YOUR TASK: Write out the listing below without alteration, omitting its pictures.

.....

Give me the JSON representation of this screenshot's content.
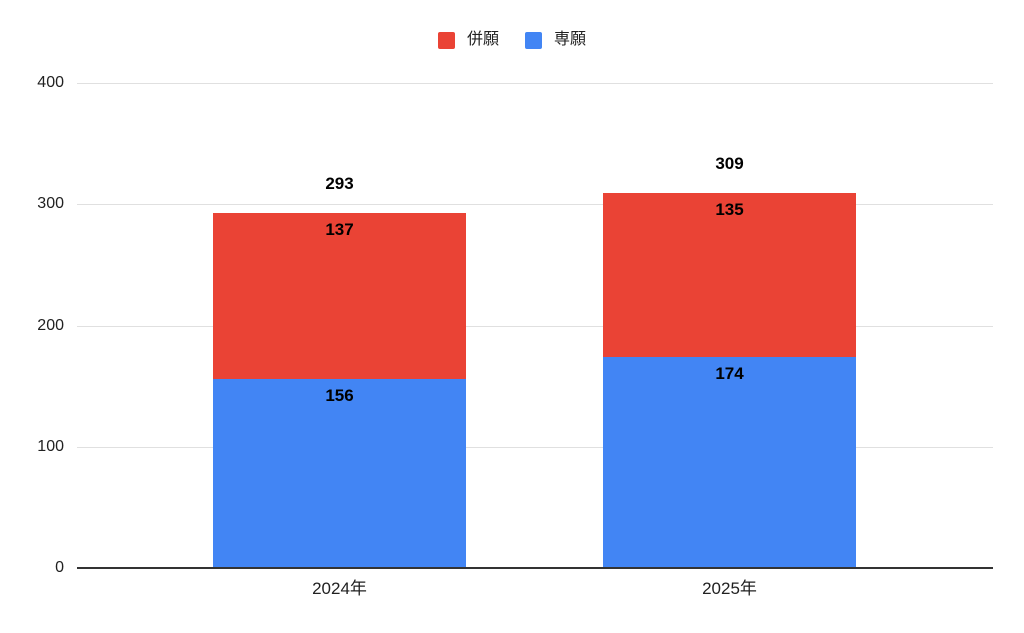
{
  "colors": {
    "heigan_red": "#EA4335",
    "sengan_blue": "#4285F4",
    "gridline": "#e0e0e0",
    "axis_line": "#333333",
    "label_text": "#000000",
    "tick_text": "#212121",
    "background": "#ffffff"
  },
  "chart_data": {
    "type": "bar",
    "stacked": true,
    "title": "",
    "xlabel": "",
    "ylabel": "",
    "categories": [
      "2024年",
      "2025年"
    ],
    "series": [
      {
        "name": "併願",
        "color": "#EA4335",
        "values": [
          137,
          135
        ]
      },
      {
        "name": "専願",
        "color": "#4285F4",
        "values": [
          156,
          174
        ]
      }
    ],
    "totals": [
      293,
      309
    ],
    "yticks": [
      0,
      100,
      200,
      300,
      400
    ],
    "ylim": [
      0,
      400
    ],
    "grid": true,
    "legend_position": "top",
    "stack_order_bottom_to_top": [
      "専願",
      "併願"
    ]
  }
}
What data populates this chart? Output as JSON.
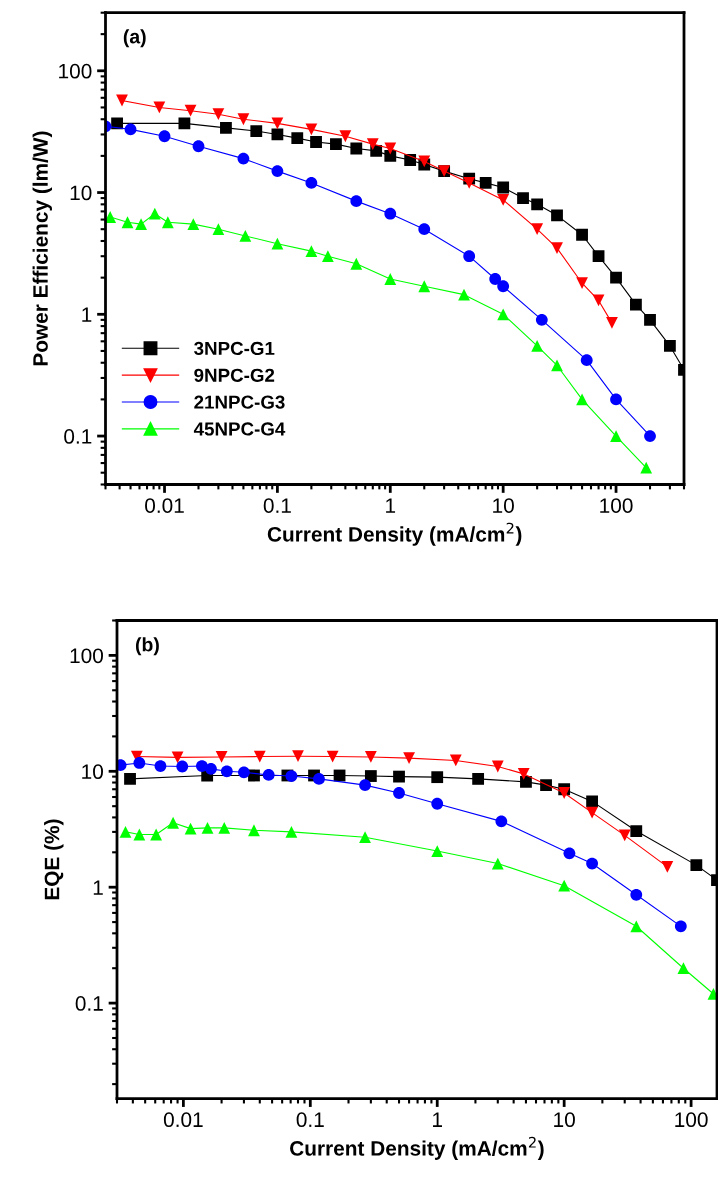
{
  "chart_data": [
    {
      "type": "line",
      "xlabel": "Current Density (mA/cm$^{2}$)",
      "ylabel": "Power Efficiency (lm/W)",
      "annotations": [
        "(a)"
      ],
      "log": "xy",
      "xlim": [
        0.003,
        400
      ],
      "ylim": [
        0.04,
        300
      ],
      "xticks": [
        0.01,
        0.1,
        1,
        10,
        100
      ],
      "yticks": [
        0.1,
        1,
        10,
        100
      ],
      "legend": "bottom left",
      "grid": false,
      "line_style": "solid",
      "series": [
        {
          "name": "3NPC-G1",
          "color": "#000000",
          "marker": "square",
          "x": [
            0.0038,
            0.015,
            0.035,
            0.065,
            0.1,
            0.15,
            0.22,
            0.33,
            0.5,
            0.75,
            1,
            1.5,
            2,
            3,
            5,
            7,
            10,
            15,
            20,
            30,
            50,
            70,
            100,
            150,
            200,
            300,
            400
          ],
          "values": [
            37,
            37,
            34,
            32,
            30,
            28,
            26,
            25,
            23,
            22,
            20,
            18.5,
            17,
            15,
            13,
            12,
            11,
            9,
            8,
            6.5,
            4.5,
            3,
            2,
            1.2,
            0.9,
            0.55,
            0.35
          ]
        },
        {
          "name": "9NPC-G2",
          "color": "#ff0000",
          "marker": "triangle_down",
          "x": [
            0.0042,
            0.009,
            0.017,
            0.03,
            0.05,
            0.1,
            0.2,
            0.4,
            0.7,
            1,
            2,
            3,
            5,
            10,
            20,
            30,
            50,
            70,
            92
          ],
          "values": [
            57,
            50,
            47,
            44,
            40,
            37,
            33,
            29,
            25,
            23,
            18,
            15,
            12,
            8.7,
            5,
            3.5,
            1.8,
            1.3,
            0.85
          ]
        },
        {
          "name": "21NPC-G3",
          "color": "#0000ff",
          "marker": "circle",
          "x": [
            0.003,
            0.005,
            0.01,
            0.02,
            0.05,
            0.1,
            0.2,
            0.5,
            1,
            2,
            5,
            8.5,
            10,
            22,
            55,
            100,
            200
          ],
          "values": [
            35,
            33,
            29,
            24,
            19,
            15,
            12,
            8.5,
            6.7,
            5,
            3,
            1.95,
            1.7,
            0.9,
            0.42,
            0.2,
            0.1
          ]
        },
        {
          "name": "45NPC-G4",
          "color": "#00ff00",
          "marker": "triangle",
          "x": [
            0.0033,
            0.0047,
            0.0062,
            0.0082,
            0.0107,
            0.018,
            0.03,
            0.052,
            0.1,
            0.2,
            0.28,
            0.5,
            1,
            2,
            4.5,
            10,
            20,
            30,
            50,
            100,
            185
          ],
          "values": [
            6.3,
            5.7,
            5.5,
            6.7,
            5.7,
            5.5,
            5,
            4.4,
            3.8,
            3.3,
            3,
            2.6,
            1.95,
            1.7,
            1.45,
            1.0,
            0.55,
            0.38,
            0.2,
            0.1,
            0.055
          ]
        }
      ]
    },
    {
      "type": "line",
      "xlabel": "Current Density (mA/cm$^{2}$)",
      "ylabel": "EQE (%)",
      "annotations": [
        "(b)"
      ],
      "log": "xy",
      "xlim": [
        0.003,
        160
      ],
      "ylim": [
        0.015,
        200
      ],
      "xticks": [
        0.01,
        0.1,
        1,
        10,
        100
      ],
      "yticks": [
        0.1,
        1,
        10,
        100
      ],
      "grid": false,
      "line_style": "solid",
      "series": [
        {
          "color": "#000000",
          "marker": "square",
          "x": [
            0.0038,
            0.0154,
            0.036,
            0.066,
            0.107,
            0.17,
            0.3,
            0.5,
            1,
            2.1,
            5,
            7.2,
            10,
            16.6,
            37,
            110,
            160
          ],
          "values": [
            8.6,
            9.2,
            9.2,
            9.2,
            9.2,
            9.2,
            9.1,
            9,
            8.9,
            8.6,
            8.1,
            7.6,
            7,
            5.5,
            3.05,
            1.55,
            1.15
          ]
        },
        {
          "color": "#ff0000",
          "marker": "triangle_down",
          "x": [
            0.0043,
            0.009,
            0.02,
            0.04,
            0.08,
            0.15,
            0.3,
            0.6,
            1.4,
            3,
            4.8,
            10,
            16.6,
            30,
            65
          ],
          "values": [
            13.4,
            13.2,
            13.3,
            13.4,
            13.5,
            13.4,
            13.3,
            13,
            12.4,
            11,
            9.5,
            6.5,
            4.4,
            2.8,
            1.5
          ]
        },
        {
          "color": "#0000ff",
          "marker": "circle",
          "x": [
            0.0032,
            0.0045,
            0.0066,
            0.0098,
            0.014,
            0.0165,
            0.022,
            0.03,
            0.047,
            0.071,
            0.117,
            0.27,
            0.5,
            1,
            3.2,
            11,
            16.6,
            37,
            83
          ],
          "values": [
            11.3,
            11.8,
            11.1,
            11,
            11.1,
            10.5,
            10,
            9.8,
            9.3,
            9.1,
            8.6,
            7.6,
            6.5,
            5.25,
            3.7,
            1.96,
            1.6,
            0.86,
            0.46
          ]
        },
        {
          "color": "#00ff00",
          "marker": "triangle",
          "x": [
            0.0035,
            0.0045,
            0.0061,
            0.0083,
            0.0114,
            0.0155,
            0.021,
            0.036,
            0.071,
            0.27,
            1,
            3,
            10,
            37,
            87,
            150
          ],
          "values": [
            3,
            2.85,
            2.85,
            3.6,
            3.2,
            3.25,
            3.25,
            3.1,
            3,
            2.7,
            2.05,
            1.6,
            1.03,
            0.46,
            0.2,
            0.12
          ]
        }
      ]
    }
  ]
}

.....

ANSWER FOR THE TASK:
Give me the JSON representation of this screenshot's content.
{
  "colors": {
    "heigan_red": "#EA4335",
    "sengan_blue": "#4285F4",
    "gridline": "#e0e0e0",
    "axis_line": "#333333",
    "label_text": "#000000",
    "tick_text": "#212121",
    "background": "#ffffff"
  },
  "chart_data": {
    "type": "bar",
    "stacked": true,
    "title": "",
    "xlabel": "",
    "ylabel": "",
    "categories": [
      "2024年",
      "2025年"
    ],
    "series": [
      {
        "name": "併願",
        "color": "#EA4335",
        "values": [
          137,
          135
        ]
      },
      {
        "name": "専願",
        "color": "#4285F4",
        "values": [
          156,
          174
        ]
      }
    ],
    "totals": [
      293,
      309
    ],
    "yticks": [
      0,
      100,
      200,
      300,
      400
    ],
    "ylim": [
      0,
      400
    ],
    "grid": true,
    "legend_position": "top",
    "stack_order_bottom_to_top": [
      "専願",
      "併願"
    ]
  }
}
What data populates this chart? Output as JSON.
{
  "chart_data": [
    {
      "type": "line",
      "xlabel": "Current Density (mA/cm$^{2}$)",
      "ylabel": "Power Efficiency (lm/W)",
      "annotations": [
        "(a)"
      ],
      "log": "xy",
      "xlim": [
        0.003,
        400
      ],
      "ylim": [
        0.04,
        300
      ],
      "xticks": [
        0.01,
        0.1,
        1,
        10,
        100
      ],
      "yticks": [
        0.1,
        1,
        10,
        100
      ],
      "legend": "bottom left",
      "grid": false,
      "line_style": "solid",
      "series": [
        {
          "name": "3NPC-G1",
          "color": "#000000",
          "marker": "square",
          "x": [
            0.0038,
            0.015,
            0.035,
            0.065,
            0.1,
            0.15,
            0.22,
            0.33,
            0.5,
            0.75,
            1,
            1.5,
            2,
            3,
            5,
            7,
            10,
            15,
            20,
            30,
            50,
            70,
            100,
            150,
            200,
            300,
            400
          ],
          "values": [
            37,
            37,
            34,
            32,
            30,
            28,
            26,
            25,
            23,
            22,
            20,
            18.5,
            17,
            15,
            13,
            12,
            11,
            9,
            8,
            6.5,
            4.5,
            3,
            2,
            1.2,
            0.9,
            0.55,
            0.35
          ]
        },
        {
          "name": "9NPC-G2",
          "color": "#ff0000",
          "marker": "triangle_down",
          "x": [
            0.0042,
            0.009,
            0.017,
            0.03,
            0.05,
            0.1,
            0.2,
            0.4,
            0.7,
            1,
            2,
            3,
            5,
            10,
            20,
            30,
            50,
            70,
            92
          ],
          "values": [
            57,
            50,
            47,
            44,
            40,
            37,
            33,
            29,
            25,
            23,
            18,
            15,
            12,
            8.7,
            5,
            3.5,
            1.8,
            1.3,
            0.85
          ]
        },
        {
          "name": "21NPC-G3",
          "color": "#0000ff",
          "marker": "circle",
          "x": [
            0.003,
            0.005,
            0.01,
            0.02,
            0.05,
            0.1,
            0.2,
            0.5,
            1,
            2,
            5,
            8.5,
            10,
            22,
            55,
            100,
            200
          ],
          "values": [
            35,
            33,
            29,
            24,
            19,
            15,
            12,
            8.5,
            6.7,
            5,
            3,
            1.95,
            1.7,
            0.9,
            0.42,
            0.2,
            0.1
          ]
        },
        {
          "name": "45NPC-G4",
          "color": "#00ff00",
          "marker": "triangle",
          "x": [
            0.0033,
            0.0047,
            0.0062,
            0.0082,
            0.0107,
            0.018,
            0.03,
            0.052,
            0.1,
            0.2,
            0.28,
            0.5,
            1,
            2,
            4.5,
            10,
            20,
            30,
            50,
            100,
            185
          ],
          "values": [
            6.3,
            5.7,
            5.5,
            6.7,
            5.7,
            5.5,
            5,
            4.4,
            3.8,
            3.3,
            3,
            2.6,
            1.95,
            1.7,
            1.45,
            1.0,
            0.55,
            0.38,
            0.2,
            0.1,
            0.055
          ]
        }
      ]
    },
    {
      "type": "line",
      "xlabel": "Current Density (mA/cm$^{2}$)",
      "ylabel": "EQE (%)",
      "annotations": [
        "(b)"
      ],
      "log": "xy",
      "xlim": [
        0.003,
        160
      ],
      "ylim": [
        0.015,
        200
      ],
      "xticks": [
        0.01,
        0.1,
        1,
        10,
        100
      ],
      "yticks": [
        0.1,
        1,
        10,
        100
      ],
      "grid": false,
      "line_style": "solid",
      "series": [
        {
          "color": "#000000",
          "marker": "square",
          "x": [
            0.0038,
            0.0154,
            0.036,
            0.066,
            0.107,
            0.17,
            0.3,
            0.5,
            1,
            2.1,
            5,
            7.2,
            10,
            16.6,
            37,
            110,
            160
          ],
          "values": [
            8.6,
            9.2,
            9.2,
            9.2,
            9.2,
            9.2,
            9.1,
            9,
            8.9,
            8.6,
            8.1,
            7.6,
            7,
            5.5,
            3.05,
            1.55,
            1.15
          ]
        },
        {
          "color": "#ff0000",
          "marker": "triangle_down",
          "x": [
            0.0043,
            0.009,
            0.02,
            0.04,
            0.08,
            0.15,
            0.3,
            0.6,
            1.4,
            3,
            4.8,
            10,
            16.6,
            30,
            65
          ],
          "values": [
            13.4,
            13.2,
            13.3,
            13.4,
            13.5,
            13.4,
            13.3,
            13,
            12.4,
            11,
            9.5,
            6.5,
            4.4,
            2.8,
            1.5
          ]
        },
        {
          "color": "#0000ff",
          "marker": "circle",
          "x": [
            0.0032,
            0.0045,
            0.0066,
            0.0098,
            0.014,
            0.0165,
            0.022,
            0.03,
            0.047,
            0.071,
            0.117,
            0.27,
            0.5,
            1,
            3.2,
            11,
            16.6,
            37,
            83
          ],
          "values": [
            11.3,
            11.8,
            11.1,
            11,
            11.1,
            10.5,
            10,
            9.8,
            9.3,
            9.1,
            8.6,
            7.6,
            6.5,
            5.25,
            3.7,
            1.96,
            1.6,
            0.86,
            0.46
          ]
        },
        {
          "color": "#00ff00",
          "marker": "triangle",
          "x": [
            0.0035,
            0.0045,
            0.0061,
            0.0083,
            0.0114,
            0.0155,
            0.021,
            0.036,
            0.071,
            0.27,
            1,
            3,
            10,
            37,
            87,
            150
          ],
          "values": [
            3,
            2.85,
            2.85,
            3.6,
            3.2,
            3.25,
            3.25,
            3.1,
            3,
            2.7,
            2.05,
            1.6,
            1.03,
            0.46,
            0.2,
            0.12
          ]
        }
      ]
    }
  ]
}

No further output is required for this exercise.